* [次の課題]
a) 文書抜粋によると、基台10は平面視においてどのような形状とされていますか。
b) 次の(i)〜(iii)の記述が文書抜粋の内容と一致するかどうかを判定し、それぞれ「はい」か「いいえ」で答えてください。判断の根拠となる箇所も、文書抜粋から正確に引用してください。
(i) 足裏支持材30は、傾斜台20の前方端側に接続されている。
(ii) 左右の側梁13,14には、それぞれ4箇所に係止孔が設けられている。
(iii) 基台10は床上に載置される。
c) 文書抜粋のうち「図1では、説明の都合上、前方」から「40と、から構成されている。」までの範囲（両端を含む）を、「被験者」を「利用者」に変えて書き直してください。

------ 文書抜粋

図1では、説明の都合上、前方、後方、左側方、右側方及び上方という各方位を記載している。
【0039】
このデバイス1の主要部は、床上に載置される基台10と、被験者の膝を当接する傾斜台20と、前記傾斜台20の後方端側に略直角に接続された足裏支持材30と、前記傾斜台20の略中間部に一端がピン結合されるとともに他端が基台10にピン結合された傾斜支持材40と、から構成されている。
【0040】
基台10は、平面視において略矩形とされている。基台10の前方及び後方には床載置材11が設けられ、これら前方及び後方の床載置材11の両端には垂直部材12が設けられている。さらに、これら4箇所の垂直部材12のうち、左側方の2つの垂直部材の上端間には左側梁13が設けられ、右側方の2つの垂直部材の上端間には右側梁14が設けられている。また、左右の側梁13,14の前方寄りには傾斜支持材40を係止するための係止孔15が複数設けられるとともに、後方寄りには足裏支持材30を係止するための係止孔16が設けられている。したがって、左右の側梁13,14には、それぞれ4箇所に係止孔15,16が設けられている。

------------
------ 抽出データ

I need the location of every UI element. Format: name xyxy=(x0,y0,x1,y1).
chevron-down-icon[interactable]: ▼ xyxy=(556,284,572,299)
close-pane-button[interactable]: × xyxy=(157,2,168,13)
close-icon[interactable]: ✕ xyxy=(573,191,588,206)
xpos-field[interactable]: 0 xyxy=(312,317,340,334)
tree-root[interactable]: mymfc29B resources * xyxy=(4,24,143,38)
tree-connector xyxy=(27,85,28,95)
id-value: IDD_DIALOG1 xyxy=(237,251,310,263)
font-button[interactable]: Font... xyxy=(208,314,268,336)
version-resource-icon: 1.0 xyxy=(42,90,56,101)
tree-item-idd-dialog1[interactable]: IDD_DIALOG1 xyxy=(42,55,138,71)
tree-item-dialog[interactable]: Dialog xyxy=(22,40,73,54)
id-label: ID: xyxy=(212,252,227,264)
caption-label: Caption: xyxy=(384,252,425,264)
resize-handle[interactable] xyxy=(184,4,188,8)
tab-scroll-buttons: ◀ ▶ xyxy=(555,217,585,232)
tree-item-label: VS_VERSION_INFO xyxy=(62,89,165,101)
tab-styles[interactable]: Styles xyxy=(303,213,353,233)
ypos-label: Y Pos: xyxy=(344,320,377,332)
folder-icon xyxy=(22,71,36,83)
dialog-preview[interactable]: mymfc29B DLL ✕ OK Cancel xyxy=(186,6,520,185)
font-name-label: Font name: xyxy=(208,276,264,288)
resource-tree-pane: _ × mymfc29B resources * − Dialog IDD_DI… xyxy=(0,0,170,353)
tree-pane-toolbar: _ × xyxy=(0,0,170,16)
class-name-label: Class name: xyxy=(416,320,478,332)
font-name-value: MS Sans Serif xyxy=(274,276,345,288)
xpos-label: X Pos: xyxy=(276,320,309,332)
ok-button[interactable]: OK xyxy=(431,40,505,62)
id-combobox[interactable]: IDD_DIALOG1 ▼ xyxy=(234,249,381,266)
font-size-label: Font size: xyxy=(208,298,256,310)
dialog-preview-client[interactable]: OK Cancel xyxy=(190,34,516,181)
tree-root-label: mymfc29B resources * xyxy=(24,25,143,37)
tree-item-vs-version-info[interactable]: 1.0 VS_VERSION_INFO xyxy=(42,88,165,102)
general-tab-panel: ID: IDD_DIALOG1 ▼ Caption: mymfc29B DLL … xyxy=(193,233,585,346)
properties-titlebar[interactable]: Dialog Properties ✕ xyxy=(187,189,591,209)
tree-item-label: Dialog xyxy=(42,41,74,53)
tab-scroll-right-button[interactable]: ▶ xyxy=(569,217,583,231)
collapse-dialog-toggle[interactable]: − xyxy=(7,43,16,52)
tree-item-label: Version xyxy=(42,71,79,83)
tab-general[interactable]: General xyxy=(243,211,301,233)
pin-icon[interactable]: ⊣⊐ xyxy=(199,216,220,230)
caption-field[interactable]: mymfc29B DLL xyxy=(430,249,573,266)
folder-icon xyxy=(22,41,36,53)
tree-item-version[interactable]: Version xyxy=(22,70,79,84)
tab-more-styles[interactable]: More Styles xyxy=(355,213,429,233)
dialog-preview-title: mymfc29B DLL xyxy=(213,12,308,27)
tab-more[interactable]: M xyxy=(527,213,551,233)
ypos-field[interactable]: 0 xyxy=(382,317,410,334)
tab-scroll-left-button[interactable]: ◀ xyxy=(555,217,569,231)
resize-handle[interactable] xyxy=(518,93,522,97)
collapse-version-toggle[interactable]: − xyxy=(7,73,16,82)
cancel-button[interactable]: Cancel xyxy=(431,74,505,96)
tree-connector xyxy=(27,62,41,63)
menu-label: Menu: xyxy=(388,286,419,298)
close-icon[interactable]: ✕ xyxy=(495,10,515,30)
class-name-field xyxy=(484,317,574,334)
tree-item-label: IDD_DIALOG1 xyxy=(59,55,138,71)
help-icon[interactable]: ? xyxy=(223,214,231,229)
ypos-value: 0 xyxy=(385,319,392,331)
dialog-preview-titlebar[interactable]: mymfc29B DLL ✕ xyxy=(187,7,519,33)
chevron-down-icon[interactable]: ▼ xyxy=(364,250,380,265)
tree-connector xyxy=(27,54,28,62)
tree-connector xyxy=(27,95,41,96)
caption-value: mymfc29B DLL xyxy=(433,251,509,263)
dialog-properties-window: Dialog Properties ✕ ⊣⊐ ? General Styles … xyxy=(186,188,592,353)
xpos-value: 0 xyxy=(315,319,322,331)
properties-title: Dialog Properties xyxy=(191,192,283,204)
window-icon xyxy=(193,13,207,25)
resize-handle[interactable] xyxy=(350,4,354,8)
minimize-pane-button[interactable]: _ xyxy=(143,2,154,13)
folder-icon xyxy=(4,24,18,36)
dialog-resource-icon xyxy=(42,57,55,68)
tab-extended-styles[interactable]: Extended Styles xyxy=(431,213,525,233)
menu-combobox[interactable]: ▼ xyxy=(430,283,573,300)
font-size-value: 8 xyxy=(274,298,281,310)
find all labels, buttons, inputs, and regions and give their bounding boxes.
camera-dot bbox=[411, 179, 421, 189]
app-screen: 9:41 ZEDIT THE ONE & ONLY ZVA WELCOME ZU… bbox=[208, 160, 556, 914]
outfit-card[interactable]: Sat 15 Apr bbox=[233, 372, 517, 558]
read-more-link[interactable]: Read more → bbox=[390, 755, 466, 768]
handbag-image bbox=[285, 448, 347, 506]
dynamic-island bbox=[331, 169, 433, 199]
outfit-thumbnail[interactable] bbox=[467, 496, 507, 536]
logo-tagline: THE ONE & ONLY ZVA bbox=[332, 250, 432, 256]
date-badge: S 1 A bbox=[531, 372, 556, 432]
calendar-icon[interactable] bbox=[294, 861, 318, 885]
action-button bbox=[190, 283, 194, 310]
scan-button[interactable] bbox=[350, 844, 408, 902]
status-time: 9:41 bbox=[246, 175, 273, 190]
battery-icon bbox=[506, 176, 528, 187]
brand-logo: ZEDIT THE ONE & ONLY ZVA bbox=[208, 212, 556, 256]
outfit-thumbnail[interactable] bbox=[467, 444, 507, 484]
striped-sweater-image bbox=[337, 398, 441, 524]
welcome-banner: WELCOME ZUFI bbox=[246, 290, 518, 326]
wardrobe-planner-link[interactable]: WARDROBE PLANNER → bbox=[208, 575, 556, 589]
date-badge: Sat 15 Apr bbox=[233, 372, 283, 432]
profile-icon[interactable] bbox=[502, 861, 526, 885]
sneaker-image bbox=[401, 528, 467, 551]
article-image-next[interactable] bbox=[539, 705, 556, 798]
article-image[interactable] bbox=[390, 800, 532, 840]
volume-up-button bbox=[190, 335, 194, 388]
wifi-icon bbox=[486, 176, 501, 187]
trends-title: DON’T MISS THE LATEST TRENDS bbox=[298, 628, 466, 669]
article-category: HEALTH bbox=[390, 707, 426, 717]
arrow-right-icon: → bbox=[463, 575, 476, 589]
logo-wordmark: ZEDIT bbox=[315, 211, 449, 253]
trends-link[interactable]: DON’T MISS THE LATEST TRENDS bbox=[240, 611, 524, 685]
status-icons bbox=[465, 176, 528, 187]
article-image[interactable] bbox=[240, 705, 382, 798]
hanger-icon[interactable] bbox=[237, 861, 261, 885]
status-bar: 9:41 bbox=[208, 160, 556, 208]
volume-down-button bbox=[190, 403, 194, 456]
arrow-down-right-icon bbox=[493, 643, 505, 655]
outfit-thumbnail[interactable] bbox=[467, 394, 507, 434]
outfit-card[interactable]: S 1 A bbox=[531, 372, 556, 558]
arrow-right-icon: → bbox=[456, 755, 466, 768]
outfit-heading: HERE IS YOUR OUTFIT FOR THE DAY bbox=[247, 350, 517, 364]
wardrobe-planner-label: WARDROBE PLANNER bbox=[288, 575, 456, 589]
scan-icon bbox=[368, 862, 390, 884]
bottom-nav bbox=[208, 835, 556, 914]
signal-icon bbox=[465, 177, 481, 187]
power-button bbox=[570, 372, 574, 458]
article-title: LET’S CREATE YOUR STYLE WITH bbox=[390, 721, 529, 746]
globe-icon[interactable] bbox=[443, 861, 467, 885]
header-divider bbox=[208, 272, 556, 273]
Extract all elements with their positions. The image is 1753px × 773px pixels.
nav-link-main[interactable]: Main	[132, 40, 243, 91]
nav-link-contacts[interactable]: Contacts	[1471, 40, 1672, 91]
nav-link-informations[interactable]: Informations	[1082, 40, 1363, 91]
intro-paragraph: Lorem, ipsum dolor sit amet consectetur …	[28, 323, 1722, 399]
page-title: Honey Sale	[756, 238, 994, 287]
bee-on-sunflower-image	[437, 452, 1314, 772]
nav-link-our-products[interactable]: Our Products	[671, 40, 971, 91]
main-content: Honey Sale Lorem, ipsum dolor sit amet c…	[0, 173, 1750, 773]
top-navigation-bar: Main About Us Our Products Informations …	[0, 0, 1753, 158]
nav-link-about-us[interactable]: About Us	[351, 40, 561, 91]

------------

* [演習の結果]
a) 略矩形とされています。

b)
(i) いいえ。「前記傾斜台20の後方端側に略直角に接続された足裏支持材30」
(ii) はい。「したがって、左右の側梁13,14には、それぞれ4箇所に係止孔15,16が設けられている。」
(iii) はい。「床上に載置される基台10」

c)
図1では、説明の都合上、前方、後方、左側方、右側方及び上方という各方位を記載している。
【0039】
このデバイス1の主要部は、床上に載置される基台10と、利用者の膝を当接する傾斜台20と、前記傾斜台20の後方端側に略直角に接続された足裏支持材30と、前記傾斜台20の略中間部に一端がピン結合されるとともに他端が基台10にピン結合された傾斜支持材40と、から構成されている。